What you are asked to do: Look for "Amide" in the listing below. Gather each line that contains it.

Given entries:
================================
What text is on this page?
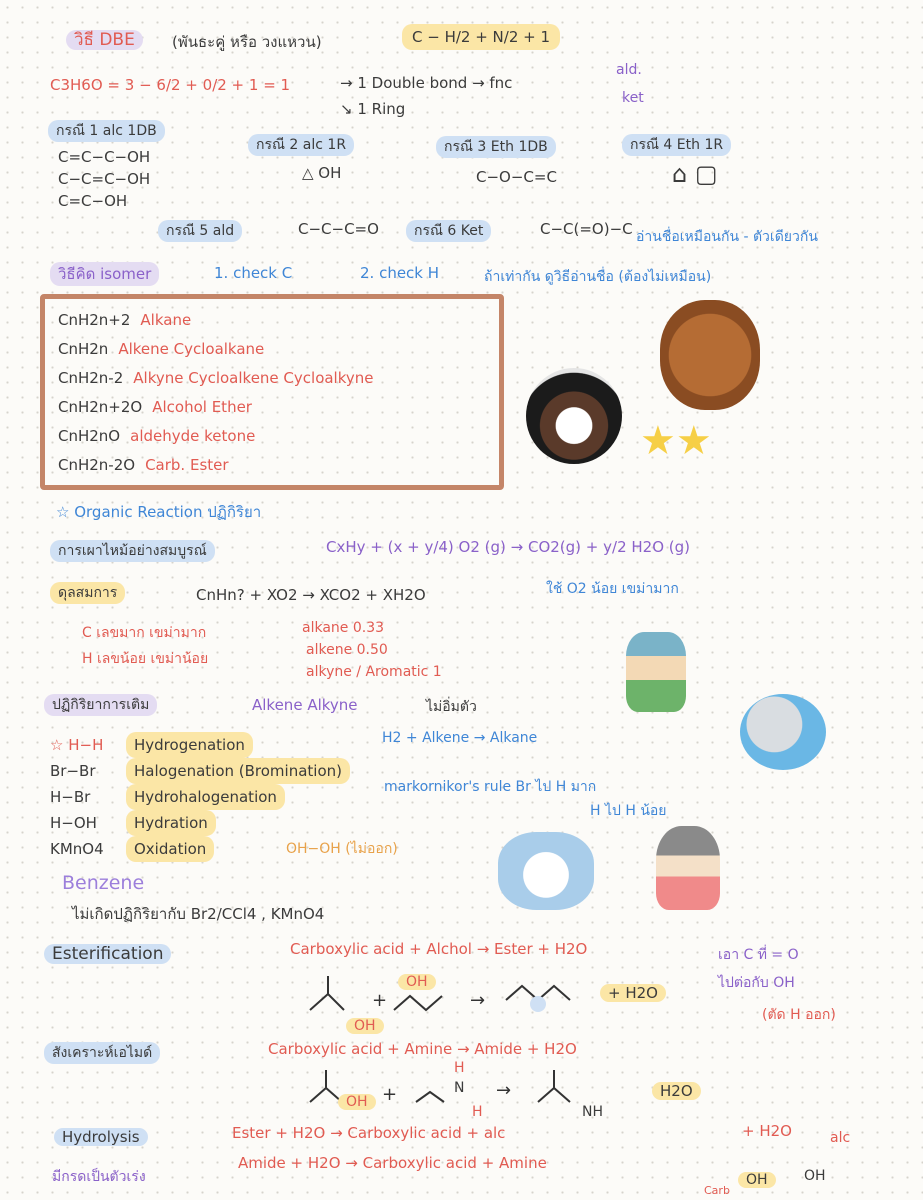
วิธี DBE	(พันธะคู่ หรือ วงแหวน)	C − H/2 + N/2 + 1
C3H6O = 3 − 6/2 + 0/2 + 1 = 1	→ 1 Double bond → fnc
↘ 1 Ring
ald.
ket
กรณี 1 alc 1DB
C=C−C−OH
C−C=C−OH
C=C−OH
กรณี 2 alc 1R
△ OH
กรณี 3 Eth 1DB
C−O−C=C
กรณี 4 Eth 1R
⌂ ▢
กรณี 5 ald	C−C−C=O	กรณี 6 Ket	C−C(=O)−C อ่านชื่อเหมือนกัน - ตัวเดียวกัน
วิธีคิด isomer	1. check C	2. check H	ถ้าเท่ากัน ดูวิธีอ่านชื่อ (ต้องไม่เหมือน)
CnH2n+2 Alkane
CnH2n Alkene Cycloalkane
CnH2n-2 Alkyne Cycloalkene Cycloalkyne
CnH2n+2O Alcohol Ether
CnH2nO aldehyde ketone
CnH2n-2O Carb. Ester
★★
☆ Organic Reaction ปฏิกิริยา
การเผาไหม้อย่างสมบูรณ์	CxHy + (x + y/4) O2 (g) → CO2(g) + y/2 H2O (g)
ดุลสมการ	CnHn? + XO2 → XCO2 + XH2O	ใช้ O2 น้อย เขม่ามาก
C เลขมาก เขม่ามาก
H เลขน้อย เขม่าน้อย
alkane 0.33
alkene 0.50
alkyne / Aromatic 1
ปฏิกิริยาการเติม	Alkene Alkyne	ไม่อิ่มตัว
☆ H−H	Hydrogenation
Br−Br	Halogenation (Bromination)
H−Br	Hydrohalogenation
H−OH	Hydration
KMnO4	Oxidation
H2 + Alkene → Alkane
markornikor's rule Br ไป H มาก
H ไป H น้อย
OH−OH (ไม่ออก)
Benzene
ไม่เกิดปฏิกิริยากับ Br2/CCl4 , KMnO4
Esterification	Carboxylic acid + Alchol → Ester + H2O	เอา C ที่ = O
ไปต่อกับ OH
(ตัด H ออก)
+	→
OH
OH
+ H2O
สังเคราะห์เอไมด์	Carboxylic acid + Amine → Amide + H2O
+	→
OH
H
N
H	NH
H2O
Hydrolysis
มีกรดเป็นตัวเร่ง
Ester + H2O → Carboxylic acid + alc
Amide + H2O → Carboxylic acid + Amine
+ H2O	alc
OH	OH
Carb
================================
Result below:
สังเคราะห์เอไมด์	Carboxylic acid + Amine → Amide + H2O
Amide + H2O → Carboxylic acid + Amine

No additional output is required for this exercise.